WRITTEN PROBLEM - Give the number of lines that contain the string "kieliopista", and nothing else.

PROVIDED DATA -
## START

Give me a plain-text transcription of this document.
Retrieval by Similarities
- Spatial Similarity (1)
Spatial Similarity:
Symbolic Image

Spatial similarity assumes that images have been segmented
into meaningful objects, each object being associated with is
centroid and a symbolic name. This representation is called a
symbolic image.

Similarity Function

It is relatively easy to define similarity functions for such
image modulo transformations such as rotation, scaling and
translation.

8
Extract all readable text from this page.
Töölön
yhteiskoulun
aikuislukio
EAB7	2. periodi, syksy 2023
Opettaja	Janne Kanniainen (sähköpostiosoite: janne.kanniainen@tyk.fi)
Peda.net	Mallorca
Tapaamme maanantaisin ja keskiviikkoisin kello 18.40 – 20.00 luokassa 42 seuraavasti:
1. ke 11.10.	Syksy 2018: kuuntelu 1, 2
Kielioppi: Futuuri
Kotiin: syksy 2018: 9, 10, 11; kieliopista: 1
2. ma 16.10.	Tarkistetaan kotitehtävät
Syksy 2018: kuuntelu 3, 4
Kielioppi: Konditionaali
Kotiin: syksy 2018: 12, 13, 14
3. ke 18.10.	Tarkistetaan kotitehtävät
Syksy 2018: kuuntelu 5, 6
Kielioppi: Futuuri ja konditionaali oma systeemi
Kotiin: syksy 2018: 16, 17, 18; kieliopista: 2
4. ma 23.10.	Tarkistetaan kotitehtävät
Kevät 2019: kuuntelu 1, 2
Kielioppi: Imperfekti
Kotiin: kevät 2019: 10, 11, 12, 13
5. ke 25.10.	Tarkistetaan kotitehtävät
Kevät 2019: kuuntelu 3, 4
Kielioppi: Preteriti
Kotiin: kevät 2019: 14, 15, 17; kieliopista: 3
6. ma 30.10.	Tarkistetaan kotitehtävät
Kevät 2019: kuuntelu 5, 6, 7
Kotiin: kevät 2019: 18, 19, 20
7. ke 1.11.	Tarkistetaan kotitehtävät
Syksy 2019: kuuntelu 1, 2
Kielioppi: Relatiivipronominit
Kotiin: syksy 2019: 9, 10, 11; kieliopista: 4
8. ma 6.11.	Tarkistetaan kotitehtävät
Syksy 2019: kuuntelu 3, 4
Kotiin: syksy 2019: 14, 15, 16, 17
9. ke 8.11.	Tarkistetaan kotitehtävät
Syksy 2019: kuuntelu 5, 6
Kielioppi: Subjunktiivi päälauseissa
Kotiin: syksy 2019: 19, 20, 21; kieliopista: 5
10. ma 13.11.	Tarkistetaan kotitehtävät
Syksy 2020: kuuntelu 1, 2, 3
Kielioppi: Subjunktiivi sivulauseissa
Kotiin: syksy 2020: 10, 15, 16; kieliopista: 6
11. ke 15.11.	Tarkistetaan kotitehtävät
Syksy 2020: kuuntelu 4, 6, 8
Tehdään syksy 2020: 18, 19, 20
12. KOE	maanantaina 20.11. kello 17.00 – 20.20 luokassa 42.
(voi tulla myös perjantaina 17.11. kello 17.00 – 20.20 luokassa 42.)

## END

SOLVED PROBLEM - 6